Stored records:
** Begin **
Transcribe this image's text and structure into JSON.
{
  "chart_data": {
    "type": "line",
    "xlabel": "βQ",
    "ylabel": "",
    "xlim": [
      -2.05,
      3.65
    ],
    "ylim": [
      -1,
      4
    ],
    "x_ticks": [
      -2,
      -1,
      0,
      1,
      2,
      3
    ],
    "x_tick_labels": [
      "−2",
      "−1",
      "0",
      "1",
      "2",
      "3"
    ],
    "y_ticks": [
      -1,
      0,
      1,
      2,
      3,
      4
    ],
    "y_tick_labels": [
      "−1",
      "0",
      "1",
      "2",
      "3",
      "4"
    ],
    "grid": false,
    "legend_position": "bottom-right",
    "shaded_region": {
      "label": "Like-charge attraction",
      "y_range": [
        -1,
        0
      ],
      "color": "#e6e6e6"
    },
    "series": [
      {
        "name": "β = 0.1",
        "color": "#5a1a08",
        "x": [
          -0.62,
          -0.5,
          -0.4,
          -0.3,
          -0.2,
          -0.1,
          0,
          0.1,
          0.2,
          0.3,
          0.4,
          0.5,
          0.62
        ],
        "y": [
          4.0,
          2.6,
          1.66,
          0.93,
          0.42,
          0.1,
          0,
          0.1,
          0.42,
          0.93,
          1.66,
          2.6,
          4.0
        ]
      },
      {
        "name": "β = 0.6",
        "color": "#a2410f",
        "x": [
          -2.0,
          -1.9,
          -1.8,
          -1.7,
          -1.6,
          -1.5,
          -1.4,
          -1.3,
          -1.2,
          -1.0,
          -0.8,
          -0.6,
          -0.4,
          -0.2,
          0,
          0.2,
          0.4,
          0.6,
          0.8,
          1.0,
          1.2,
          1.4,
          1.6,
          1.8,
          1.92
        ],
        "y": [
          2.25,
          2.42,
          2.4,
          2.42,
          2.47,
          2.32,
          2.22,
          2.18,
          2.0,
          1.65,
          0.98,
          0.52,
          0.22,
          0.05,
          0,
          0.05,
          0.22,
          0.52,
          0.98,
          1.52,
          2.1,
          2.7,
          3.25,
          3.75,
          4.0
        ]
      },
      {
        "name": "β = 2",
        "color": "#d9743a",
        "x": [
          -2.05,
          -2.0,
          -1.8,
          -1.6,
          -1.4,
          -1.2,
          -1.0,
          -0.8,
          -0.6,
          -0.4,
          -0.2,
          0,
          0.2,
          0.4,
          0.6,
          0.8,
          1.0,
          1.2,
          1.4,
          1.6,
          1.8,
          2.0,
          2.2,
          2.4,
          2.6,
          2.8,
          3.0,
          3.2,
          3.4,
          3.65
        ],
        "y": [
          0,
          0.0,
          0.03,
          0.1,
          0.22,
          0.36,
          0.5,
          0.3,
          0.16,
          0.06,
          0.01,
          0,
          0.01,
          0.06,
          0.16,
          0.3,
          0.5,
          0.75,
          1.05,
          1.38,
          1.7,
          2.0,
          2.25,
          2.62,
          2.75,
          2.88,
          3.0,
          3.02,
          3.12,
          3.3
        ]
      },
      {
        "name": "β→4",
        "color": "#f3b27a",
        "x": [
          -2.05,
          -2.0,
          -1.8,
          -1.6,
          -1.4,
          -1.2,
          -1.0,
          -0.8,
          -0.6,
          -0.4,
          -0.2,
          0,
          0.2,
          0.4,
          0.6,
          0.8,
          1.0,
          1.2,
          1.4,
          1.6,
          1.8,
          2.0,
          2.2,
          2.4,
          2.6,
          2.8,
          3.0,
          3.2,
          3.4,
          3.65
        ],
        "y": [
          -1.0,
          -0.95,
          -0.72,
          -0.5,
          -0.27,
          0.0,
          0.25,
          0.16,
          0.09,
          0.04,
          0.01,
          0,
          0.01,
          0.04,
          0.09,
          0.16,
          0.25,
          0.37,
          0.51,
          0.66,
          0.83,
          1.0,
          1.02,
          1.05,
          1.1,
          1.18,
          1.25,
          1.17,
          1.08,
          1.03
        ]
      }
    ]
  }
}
** End **
- REQUIRED TASK
Please repeat the listing exactly, with nothing left out.

- ANSWER
Transcribe this image's text and structure into JSON.
{
  "chart_data": {
    "type": "line",
    "xlabel": "βQ",
    "ylabel": "",
    "xlim": [
      -2.05,
      3.65
    ],
    "ylim": [
      -1,
      4
    ],
    "x_ticks": [
      -2,
      -1,
      0,
      1,
      2,
      3
    ],
    "x_tick_labels": [
      "−2",
      "−1",
      "0",
      "1",
      "2",
      "3"
    ],
    "y_ticks": [
      -1,
      0,
      1,
      2,
      3,
      4
    ],
    "y_tick_labels": [
      "−1",
      "0",
      "1",
      "2",
      "3",
      "4"
    ],
    "grid": false,
    "legend_position": "bottom-right",
    "shaded_region": {
      "label": "Like-charge attraction",
      "y_range": [
        -1,
        0
      ],
      "color": "#e6e6e6"
    },
    "series": [
      {
        "name": "β = 0.1",
        "color": "#5a1a08",
        "x": [
          -0.62,
          -0.5,
          -0.4,
          -0.3,
          -0.2,
          -0.1,
          0,
          0.1,
          0.2,
          0.3,
          0.4,
          0.5,
          0.62
        ],
        "y": [
          4.0,
          2.6,
          1.66,
          0.93,
          0.42,
          0.1,
          0,
          0.1,
          0.42,
          0.93,
          1.66,
          2.6,
          4.0
        ]
      },
      {
        "name": "β = 0.6",
        "color": "#a2410f",
        "x": [
          -2.0,
          -1.9,
          -1.8,
          -1.7,
          -1.6,
          -1.5,
          -1.4,
          -1.3,
          -1.2,
          -1.0,
          -0.8,
          -0.6,
          -0.4,
          -0.2,
          0,
          0.2,
          0.4,
          0.6,
          0.8,
          1.0,
          1.2,
          1.4,
          1.6,
          1.8,
          1.92
        ],
        "y": [
          2.25,
          2.42,
          2.4,
          2.42,
          2.47,
          2.32,
          2.22,
          2.18,
          2.0,
          1.65,
          0.98,
          0.52,
          0.22,
          0.05,
          0,
          0.05,
          0.22,
          0.52,
          0.98,
          1.52,
          2.1,
          2.7,
          3.25,
          3.75,
          4.0
        ]
      },
      {
        "name": "β = 2",
        "color": "#d9743a",
        "x": [
          -2.05,
          -2.0,
          -1.8,
          -1.6,
          -1.4,
          -1.2,
          -1.0,
          -0.8,
          -0.6,
          -0.4,
          -0.2,
          0,
          0.2,
          0.4,
          0.6,
          0.8,
          1.0,
          1.2,
          1.4,
          1.6,
          1.8,
          2.0,
          2.2,
          2.4,
          2.6,
          2.8,
          3.0,
          3.2,
          3.4,
          3.65
        ],
        "y": [
          0,
          0.0,
          0.03,
          0.1,
          0.22,
          0.36,
          0.5,
          0.3,
          0.16,
          0.06,
          0.01,
          0,
          0.01,
          0.06,
          0.16,
          0.3,
          0.5,
          0.75,
          1.05,
          1.38,
          1.7,
          2.0,
          2.25,
          2.62,
          2.75,
          2.88,
          3.0,
          3.02,
          3.12,
          3.3
        ]
      },
      {
        "name": "β→4",
        "color": "#f3b27a",
        "x": [
          -2.05,
          -2.0,
          -1.8,
          -1.6,
          -1.4,
          -1.2,
          -1.0,
          -0.8,
          -0.6,
          -0.4,
          -0.2,
          0,
          0.2,
          0.4,
          0.6,
          0.8,
          1.0,
          1.2,
          1.4,
          1.6,
          1.8,
          2.0,
          2.2,
          2.4,
          2.6,
          2.8,
          3.0,
          3.2,
          3.4,
          3.65
        ],
        "y": [
          -1.0,
          -0.95,
          -0.72,
          -0.5,
          -0.27,
          0.0,
          0.25,
          0.16,
          0.09,
          0.04,
          0.01,
          0,
          0.01,
          0.04,
          0.09,
          0.16,
          0.25,
          0.37,
          0.51,
          0.66,
          0.83,
          1.0,
          1.02,
          1.05,
          1.1,
          1.18,
          1.25,
          1.17,
          1.08,
          1.03
        ]
      }
    ]
  }
}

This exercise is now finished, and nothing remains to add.